• OBJECTIVE:
Give only a count of the lines that include the string "Wayne".

═══ DATA FOR PROCESSING

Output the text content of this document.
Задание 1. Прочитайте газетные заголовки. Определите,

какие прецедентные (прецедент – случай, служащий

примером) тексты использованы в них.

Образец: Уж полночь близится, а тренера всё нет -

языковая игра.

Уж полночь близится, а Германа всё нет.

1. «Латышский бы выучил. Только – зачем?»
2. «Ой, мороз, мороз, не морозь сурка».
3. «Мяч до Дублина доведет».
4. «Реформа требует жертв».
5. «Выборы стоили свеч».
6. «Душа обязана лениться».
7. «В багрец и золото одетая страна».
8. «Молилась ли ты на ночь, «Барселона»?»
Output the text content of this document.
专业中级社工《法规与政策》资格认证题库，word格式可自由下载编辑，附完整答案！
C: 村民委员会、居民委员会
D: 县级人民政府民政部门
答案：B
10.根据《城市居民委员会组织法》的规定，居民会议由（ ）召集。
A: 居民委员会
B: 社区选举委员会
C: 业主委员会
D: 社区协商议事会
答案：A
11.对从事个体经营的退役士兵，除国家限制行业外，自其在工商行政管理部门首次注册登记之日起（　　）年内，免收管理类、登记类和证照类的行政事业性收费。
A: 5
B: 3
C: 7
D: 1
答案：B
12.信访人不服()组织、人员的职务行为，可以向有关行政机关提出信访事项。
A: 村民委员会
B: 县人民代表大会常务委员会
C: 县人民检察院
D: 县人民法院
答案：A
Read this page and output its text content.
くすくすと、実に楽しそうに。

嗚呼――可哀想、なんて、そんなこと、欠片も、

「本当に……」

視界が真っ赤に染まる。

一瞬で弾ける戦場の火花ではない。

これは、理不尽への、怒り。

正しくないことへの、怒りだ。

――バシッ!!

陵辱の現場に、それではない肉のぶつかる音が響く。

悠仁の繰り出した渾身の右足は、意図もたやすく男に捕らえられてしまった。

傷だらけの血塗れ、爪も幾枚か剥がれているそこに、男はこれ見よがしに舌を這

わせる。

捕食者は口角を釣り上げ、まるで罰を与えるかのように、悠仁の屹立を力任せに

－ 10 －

══════
═══ DATA FOR PROCESSING

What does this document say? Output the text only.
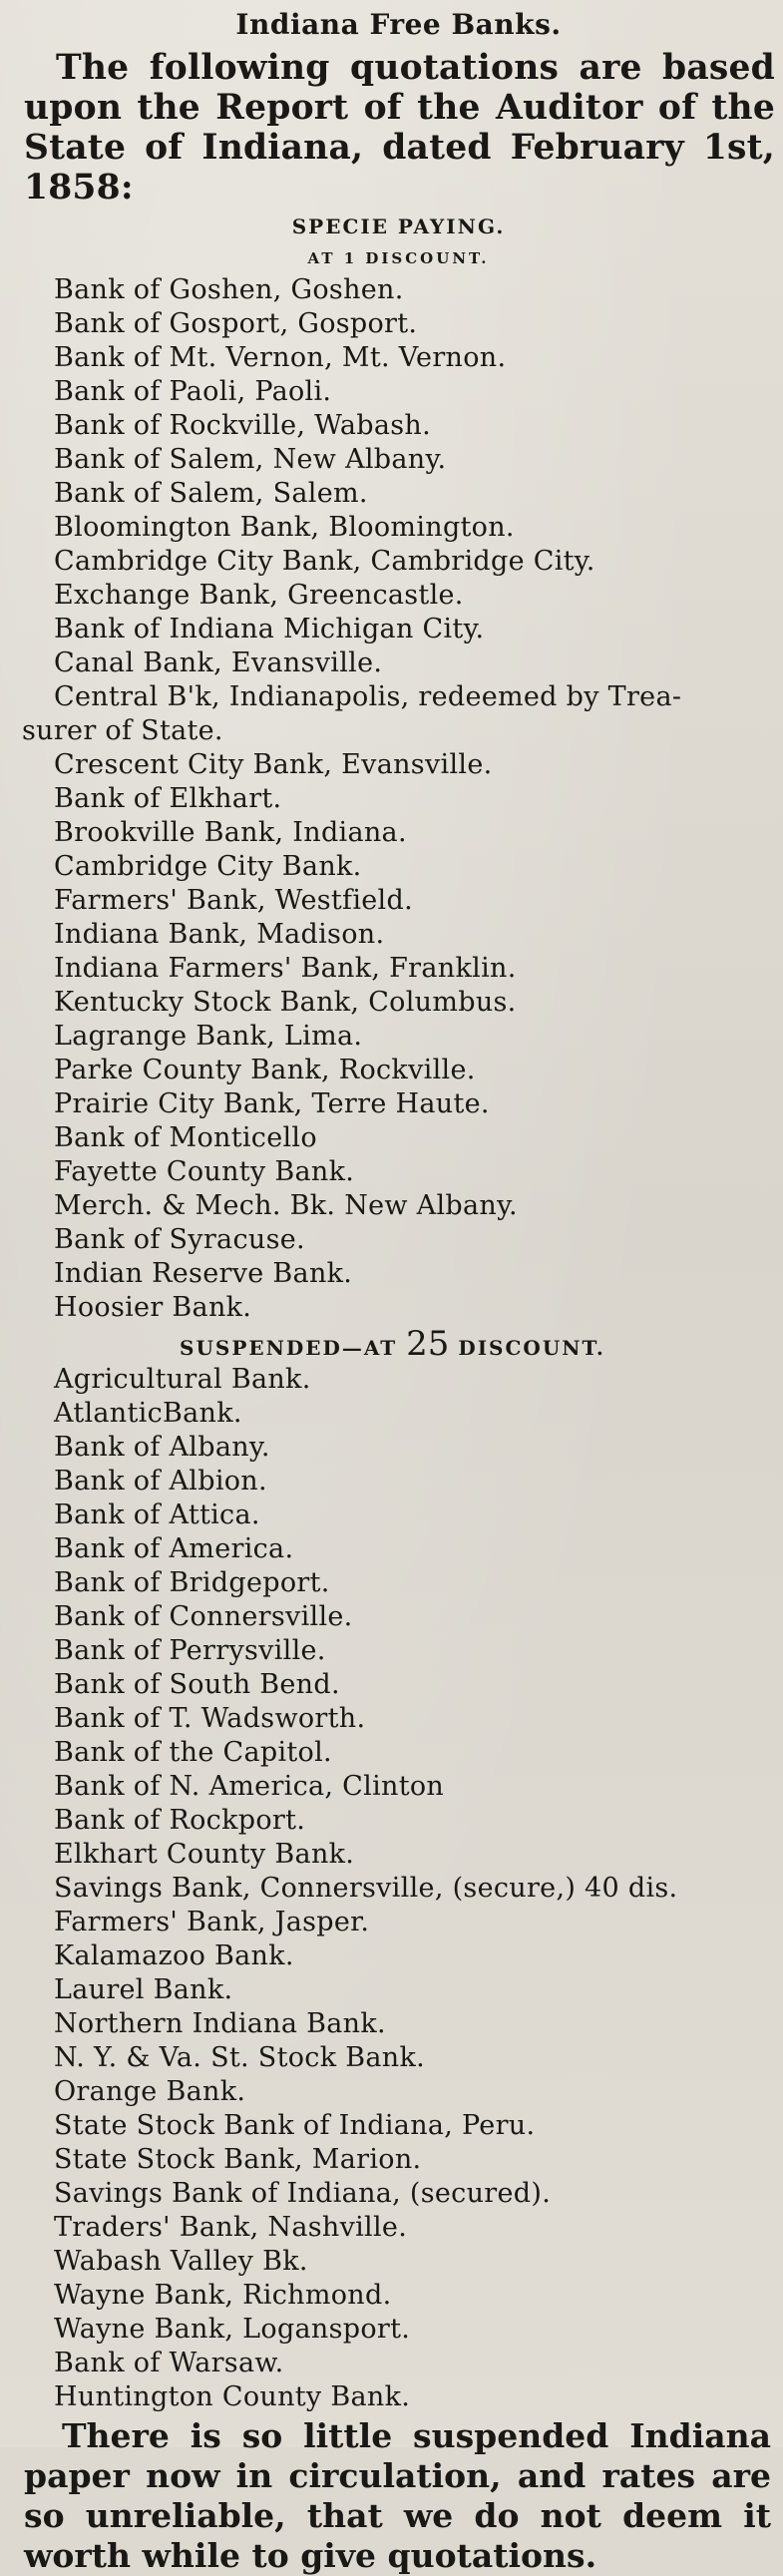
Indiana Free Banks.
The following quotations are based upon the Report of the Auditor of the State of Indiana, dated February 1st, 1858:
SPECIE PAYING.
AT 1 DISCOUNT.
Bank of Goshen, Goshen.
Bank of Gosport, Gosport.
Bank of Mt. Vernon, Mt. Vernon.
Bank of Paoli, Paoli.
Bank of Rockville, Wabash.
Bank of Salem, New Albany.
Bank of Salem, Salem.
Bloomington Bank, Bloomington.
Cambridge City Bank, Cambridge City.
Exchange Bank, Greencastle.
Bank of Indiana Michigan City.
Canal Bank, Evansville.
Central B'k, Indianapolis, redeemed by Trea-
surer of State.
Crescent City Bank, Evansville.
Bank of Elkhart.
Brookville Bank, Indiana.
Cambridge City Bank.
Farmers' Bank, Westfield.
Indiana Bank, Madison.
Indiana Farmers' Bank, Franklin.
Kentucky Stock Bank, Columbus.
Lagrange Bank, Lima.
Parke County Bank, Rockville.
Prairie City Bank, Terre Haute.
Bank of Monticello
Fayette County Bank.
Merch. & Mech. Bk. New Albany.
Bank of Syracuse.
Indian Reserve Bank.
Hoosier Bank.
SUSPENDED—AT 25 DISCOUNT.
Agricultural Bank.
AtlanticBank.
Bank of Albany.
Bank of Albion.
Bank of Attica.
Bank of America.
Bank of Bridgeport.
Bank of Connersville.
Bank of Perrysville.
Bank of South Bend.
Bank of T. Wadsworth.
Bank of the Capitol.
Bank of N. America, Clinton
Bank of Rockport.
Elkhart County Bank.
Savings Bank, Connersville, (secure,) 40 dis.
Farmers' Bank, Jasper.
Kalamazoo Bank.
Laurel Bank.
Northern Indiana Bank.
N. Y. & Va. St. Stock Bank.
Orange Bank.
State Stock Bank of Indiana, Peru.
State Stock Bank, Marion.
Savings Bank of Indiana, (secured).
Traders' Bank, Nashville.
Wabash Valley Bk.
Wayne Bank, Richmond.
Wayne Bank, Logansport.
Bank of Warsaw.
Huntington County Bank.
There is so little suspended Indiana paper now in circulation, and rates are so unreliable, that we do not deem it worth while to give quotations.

══════
═══ DATA FOR PROCESSING

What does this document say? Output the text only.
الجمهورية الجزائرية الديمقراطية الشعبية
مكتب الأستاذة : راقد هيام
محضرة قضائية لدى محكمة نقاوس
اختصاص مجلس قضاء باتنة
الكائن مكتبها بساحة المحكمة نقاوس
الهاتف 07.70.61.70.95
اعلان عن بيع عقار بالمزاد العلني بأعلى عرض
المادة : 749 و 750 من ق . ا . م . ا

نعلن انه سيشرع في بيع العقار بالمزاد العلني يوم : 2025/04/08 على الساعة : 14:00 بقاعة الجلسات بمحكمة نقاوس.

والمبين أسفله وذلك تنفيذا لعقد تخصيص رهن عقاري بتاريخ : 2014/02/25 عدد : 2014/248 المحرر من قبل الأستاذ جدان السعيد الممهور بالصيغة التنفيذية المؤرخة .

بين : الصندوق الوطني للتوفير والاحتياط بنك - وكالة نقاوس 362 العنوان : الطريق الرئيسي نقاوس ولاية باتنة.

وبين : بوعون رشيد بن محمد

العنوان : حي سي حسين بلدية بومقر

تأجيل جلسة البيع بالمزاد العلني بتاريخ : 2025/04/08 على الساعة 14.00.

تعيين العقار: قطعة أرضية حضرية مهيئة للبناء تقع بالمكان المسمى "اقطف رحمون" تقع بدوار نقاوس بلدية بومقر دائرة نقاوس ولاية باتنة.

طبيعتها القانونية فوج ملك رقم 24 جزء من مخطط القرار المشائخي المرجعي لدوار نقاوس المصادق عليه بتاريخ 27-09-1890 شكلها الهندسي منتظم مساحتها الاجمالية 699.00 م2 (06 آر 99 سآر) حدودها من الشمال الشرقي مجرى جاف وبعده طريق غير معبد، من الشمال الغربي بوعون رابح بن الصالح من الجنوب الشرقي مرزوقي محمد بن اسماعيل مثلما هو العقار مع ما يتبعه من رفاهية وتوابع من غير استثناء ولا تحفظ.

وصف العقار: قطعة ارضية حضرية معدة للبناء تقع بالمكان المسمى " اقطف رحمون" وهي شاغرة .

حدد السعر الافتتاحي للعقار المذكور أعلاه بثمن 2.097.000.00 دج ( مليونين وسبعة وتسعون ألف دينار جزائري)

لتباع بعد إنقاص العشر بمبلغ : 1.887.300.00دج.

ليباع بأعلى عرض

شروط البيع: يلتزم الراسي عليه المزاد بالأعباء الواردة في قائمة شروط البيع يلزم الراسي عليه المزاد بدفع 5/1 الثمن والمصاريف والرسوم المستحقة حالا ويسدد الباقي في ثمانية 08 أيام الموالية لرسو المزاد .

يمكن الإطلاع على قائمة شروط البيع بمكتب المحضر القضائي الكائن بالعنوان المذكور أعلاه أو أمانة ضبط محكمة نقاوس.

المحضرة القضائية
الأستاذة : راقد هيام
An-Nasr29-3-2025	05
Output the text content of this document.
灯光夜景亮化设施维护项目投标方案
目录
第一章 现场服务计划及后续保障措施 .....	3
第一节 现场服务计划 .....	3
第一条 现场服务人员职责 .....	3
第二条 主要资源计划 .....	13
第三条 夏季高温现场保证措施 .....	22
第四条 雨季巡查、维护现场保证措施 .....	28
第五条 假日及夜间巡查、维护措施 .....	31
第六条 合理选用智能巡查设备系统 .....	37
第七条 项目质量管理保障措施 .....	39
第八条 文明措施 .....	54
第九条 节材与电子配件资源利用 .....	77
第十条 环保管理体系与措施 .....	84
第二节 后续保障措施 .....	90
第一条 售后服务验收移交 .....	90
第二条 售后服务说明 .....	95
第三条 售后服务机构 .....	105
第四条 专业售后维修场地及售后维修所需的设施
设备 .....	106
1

══════

• REPLY:
2